• Required task: Omit every picture and write out the rest of the records exactly.

## Start

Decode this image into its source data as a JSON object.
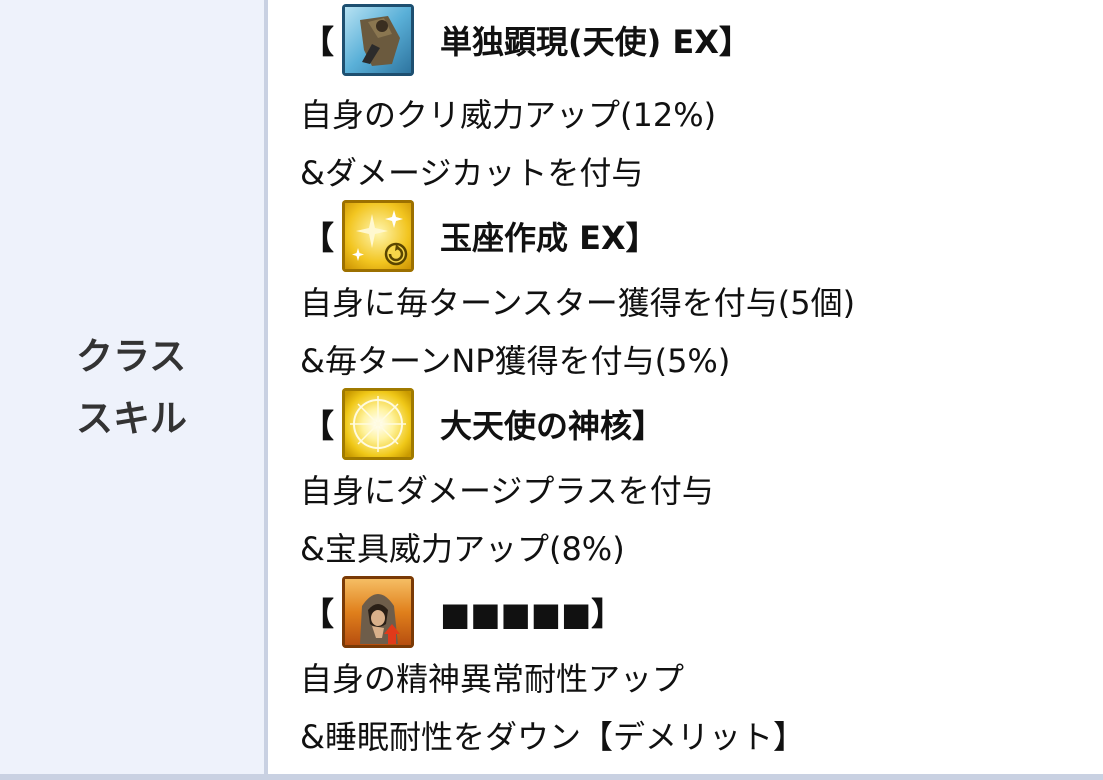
{
  "header": {
    "line1": "クラス",
    "line2": "スキル"
  },
  "skills": [
    {
      "bracket_open": "【",
      "icon": "hooded-figure-dash-icon",
      "name": "単独顕現(天使) EX】",
      "desc_line1": "自身のクリ威力アップ(12%)",
      "desc_line2": "&ダメージカットを付与"
    },
    {
      "bracket_open": "【",
      "icon": "sparkle-stars-icon",
      "name": "玉座作成 EX】",
      "desc_line1": "自身に毎ターンスター獲得を付与(5個)",
      "desc_line2": "&毎ターンNP獲得を付与(5%)"
    },
    {
      "bracket_open": "【",
      "icon": "radiant-light-icon",
      "name": "大天使の神核】",
      "desc_line1": "自身にダメージプラスを付与",
      "desc_line2": "&宝具威力アップ(8%)"
    },
    {
      "bracket_open": "【",
      "icon": "hooded-thinker-icon",
      "name": "■■■■■】",
      "desc_line1": "自身の精神異常耐性アップ",
      "desc_line2": "&睡眠耐性をダウン【デメリット】"
    }
  ],
  "colors": {
    "header_bg": "#eef2fb",
    "border": "#c9d1e2",
    "text": "#111111"
  }
}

## End

• Answer to this task:
Decode this image into its source data as a JSON object.
{
  "header": {
    "line1": "クラス",
    "line2": "スキル"
  },
  "skills": [
    {
      "bracket_open": "【",
      "icon": "hooded-figure-dash-icon",
      "name": "単独顕現(天使) EX】",
      "desc_line1": "自身のクリ威力アップ(12%)",
      "desc_line2": "&ダメージカットを付与"
    },
    {
      "bracket_open": "【",
      "icon": "sparkle-stars-icon",
      "name": "玉座作成 EX】",
      "desc_line1": "自身に毎ターンスター獲得を付与(5個)",
      "desc_line2": "&毎ターンNP獲得を付与(5%)"
    },
    {
      "bracket_open": "【",
      "icon": "radiant-light-icon",
      "name": "大天使の神核】",
      "desc_line1": "自身にダメージプラスを付与",
      "desc_line2": "&宝具威力アップ(8%)"
    },
    {
      "bracket_open": "【",
      "icon": "hooded-thinker-icon",
      "name": "■■■■■】",
      "desc_line1": "自身の精神異常耐性アップ",
      "desc_line2": "&睡眠耐性をダウン【デメリット】"
    }
  ],
  "colors": {
    "header_bg": "#eef2fb",
    "border": "#c9d1e2",
    "text": "#111111"
  }
}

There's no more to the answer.